RECORDED DATA:
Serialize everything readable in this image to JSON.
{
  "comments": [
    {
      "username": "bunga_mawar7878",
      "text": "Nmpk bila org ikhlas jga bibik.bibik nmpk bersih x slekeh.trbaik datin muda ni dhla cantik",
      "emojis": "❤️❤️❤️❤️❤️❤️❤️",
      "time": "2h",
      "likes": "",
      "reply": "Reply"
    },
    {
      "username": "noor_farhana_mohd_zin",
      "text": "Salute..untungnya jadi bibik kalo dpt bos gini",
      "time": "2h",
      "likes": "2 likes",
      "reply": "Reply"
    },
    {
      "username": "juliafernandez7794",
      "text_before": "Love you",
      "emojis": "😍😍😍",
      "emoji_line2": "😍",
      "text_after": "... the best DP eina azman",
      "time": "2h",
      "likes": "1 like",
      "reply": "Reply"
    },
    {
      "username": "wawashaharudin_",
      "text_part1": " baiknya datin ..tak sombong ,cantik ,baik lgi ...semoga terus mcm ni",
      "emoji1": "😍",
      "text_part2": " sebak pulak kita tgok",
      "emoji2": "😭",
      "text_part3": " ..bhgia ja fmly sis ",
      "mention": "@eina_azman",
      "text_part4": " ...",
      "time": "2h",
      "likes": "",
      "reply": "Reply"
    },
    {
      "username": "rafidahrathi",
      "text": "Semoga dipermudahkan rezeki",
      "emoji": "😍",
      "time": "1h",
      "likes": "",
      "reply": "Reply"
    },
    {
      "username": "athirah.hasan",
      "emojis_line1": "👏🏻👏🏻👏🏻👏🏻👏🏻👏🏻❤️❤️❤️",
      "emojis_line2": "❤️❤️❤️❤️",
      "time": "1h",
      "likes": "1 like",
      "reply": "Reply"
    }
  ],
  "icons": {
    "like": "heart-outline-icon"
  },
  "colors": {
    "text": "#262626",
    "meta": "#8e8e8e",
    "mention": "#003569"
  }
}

GOAL: Set down all of the records shown above once more, exactly.

EXERCISE OUTPUT:
Serialize everything readable in this image to JSON.
{
  "comments": [
    {
      "username": "bunga_mawar7878",
      "text": "Nmpk bila org ikhlas jga bibik.bibik nmpk bersih x slekeh.trbaik datin muda ni dhla cantik",
      "emojis": "❤️❤️❤️❤️❤️❤️❤️",
      "time": "2h",
      "likes": "",
      "reply": "Reply"
    },
    {
      "username": "noor_farhana_mohd_zin",
      "text": "Salute..untungnya jadi bibik kalo dpt bos gini",
      "time": "2h",
      "likes": "2 likes",
      "reply": "Reply"
    },
    {
      "username": "juliafernandez7794",
      "text_before": "Love you",
      "emojis": "😍😍😍",
      "emoji_line2": "😍",
      "text_after": "... the best DP eina azman",
      "time": "2h",
      "likes": "1 like",
      "reply": "Reply"
    },
    {
      "username": "wawashaharudin_",
      "text_part1": " baiknya datin ..tak sombong ,cantik ,baik lgi ...semoga terus mcm ni",
      "emoji1": "😍",
      "text_part2": " sebak pulak kita tgok",
      "emoji2": "😭",
      "text_part3": " ..bhgia ja fmly sis ",
      "mention": "@eina_azman",
      "text_part4": " ...",
      "time": "2h",
      "likes": "",
      "reply": "Reply"
    },
    {
      "username": "rafidahrathi",
      "text": "Semoga dipermudahkan rezeki",
      "emoji": "😍",
      "time": "1h",
      "likes": "",
      "reply": "Reply"
    },
    {
      "username": "athirah.hasan",
      "emojis_line1": "👏🏻👏🏻👏🏻👏🏻👏🏻👏🏻❤️❤️❤️",
      "emojis_line2": "❤️❤️❤️❤️",
      "time": "1h",
      "likes": "1 like",
      "reply": "Reply"
    }
  ],
  "icons": {
    "like": "heart-outline-icon"
  },
  "colors": {
    "text": "#262626",
    "meta": "#8e8e8e",
    "mention": "#003569"
  }
}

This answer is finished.